Problem details: Keep every line where the word "Training" appears; drop the rest.

Extracted records:
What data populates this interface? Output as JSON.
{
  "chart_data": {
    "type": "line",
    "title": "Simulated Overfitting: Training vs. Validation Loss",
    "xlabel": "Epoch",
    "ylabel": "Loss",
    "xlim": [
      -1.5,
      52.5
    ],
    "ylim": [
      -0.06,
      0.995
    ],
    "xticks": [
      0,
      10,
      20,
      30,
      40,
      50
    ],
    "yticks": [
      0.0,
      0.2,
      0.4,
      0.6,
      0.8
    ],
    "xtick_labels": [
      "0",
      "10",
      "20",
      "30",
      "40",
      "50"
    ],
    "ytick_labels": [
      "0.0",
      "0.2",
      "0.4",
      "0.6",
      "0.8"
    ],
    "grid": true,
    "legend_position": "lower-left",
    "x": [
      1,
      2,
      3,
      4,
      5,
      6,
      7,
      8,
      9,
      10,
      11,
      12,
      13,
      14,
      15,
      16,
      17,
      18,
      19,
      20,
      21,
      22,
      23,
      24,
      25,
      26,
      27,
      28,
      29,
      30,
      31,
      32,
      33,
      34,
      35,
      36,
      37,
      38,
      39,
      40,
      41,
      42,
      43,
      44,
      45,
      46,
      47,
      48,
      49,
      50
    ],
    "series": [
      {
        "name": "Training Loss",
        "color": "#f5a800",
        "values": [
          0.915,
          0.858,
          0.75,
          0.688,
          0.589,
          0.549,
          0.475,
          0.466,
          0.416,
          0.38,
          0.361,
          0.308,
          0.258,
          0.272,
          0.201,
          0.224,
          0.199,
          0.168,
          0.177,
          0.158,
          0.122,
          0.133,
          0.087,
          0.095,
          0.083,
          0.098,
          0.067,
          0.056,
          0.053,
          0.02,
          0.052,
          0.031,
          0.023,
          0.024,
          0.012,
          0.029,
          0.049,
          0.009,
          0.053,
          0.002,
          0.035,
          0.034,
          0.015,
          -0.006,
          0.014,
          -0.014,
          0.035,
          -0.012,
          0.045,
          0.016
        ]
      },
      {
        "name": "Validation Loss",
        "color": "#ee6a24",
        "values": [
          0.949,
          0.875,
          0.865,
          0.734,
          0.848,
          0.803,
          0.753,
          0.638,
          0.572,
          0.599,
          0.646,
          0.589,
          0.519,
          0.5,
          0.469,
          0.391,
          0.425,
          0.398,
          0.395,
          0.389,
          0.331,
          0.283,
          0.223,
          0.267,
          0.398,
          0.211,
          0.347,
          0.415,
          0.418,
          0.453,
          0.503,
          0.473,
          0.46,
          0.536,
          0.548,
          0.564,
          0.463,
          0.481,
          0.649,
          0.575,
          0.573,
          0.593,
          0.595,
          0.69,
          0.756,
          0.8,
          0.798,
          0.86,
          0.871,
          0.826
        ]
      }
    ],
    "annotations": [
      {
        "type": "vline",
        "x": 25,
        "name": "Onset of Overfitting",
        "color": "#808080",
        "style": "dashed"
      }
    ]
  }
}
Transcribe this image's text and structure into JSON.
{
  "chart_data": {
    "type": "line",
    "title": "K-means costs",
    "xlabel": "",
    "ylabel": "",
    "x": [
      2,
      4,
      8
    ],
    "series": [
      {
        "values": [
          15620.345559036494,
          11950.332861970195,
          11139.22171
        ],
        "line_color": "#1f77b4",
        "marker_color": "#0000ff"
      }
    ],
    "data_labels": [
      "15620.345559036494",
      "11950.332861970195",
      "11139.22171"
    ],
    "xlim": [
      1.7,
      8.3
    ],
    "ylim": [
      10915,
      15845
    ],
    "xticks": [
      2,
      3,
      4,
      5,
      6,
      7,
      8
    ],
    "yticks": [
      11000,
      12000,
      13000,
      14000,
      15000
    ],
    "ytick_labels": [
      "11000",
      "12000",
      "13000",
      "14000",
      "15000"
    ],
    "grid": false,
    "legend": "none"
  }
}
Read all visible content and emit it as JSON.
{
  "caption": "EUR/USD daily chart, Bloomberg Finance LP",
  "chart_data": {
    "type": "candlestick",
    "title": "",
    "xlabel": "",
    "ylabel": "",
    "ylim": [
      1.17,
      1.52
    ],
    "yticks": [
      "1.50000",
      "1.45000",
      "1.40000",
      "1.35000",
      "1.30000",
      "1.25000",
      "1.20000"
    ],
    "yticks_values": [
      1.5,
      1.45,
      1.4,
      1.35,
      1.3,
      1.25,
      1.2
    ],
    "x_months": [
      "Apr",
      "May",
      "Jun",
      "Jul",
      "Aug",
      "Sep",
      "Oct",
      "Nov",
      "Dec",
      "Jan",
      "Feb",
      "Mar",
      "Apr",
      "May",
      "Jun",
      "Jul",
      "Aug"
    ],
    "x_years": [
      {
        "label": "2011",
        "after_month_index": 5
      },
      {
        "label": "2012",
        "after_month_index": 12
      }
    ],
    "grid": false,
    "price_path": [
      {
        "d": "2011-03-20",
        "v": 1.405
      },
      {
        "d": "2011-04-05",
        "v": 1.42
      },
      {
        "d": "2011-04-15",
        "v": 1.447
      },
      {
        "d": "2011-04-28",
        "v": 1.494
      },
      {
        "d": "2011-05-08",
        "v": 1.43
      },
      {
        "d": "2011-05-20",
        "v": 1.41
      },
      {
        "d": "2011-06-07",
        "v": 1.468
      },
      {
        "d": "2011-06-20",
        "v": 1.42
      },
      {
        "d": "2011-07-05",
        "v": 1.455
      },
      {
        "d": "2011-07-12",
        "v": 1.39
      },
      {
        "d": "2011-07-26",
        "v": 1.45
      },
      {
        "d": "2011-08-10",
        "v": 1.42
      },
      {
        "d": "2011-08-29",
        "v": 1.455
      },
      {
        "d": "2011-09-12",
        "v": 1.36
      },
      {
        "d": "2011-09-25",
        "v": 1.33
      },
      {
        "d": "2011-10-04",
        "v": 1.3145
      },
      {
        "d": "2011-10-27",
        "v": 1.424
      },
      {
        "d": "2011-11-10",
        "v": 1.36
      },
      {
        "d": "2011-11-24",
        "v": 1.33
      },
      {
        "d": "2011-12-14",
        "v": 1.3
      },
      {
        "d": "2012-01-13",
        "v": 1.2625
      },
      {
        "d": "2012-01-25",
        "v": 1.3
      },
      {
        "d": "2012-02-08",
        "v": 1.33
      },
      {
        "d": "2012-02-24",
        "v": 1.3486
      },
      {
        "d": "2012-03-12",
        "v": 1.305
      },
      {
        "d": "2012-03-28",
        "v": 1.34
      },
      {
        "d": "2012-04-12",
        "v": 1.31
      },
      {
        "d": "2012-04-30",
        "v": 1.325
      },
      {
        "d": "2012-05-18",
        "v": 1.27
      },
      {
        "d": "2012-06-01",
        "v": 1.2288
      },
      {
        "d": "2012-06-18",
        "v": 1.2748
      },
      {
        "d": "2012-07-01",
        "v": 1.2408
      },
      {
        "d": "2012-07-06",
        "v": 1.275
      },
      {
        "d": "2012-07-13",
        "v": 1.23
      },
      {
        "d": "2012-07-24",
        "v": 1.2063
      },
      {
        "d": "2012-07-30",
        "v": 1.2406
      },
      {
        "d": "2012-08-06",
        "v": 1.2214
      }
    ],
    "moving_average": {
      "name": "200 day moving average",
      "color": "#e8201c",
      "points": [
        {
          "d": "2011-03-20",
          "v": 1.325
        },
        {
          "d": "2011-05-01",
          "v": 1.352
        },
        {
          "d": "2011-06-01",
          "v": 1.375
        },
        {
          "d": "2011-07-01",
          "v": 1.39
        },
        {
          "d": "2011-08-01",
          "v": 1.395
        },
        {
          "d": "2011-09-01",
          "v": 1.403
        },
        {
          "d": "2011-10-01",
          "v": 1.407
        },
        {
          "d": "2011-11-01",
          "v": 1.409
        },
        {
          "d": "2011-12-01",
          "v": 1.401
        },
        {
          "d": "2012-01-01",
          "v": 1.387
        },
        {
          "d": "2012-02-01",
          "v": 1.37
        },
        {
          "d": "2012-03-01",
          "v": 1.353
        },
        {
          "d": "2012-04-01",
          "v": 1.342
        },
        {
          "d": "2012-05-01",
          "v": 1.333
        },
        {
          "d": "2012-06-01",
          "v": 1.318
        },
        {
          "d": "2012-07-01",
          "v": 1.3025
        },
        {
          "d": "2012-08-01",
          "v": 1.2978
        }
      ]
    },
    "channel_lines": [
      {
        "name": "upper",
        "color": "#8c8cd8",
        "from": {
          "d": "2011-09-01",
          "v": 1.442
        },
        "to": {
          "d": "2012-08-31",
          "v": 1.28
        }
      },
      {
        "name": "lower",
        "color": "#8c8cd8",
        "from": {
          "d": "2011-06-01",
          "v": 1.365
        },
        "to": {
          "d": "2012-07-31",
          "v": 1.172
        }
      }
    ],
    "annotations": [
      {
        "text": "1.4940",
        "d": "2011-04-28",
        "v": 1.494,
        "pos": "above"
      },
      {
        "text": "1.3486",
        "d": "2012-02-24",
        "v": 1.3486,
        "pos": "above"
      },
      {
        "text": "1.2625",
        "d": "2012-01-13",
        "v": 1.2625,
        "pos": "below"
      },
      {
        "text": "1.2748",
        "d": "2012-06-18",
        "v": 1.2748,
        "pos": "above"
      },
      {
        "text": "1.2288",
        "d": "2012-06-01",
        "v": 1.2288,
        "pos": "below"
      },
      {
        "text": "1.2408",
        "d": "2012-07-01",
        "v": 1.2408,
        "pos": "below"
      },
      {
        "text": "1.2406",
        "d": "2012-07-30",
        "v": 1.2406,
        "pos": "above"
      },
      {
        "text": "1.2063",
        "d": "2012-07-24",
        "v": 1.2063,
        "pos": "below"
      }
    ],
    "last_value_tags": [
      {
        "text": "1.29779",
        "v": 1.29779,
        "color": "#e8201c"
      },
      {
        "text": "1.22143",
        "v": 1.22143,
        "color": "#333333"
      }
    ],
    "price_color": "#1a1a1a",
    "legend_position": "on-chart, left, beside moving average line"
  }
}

Exercise response:
    "title": "Simulated Overfitting: Training vs. Validation Loss",
        "name": "Training Loss",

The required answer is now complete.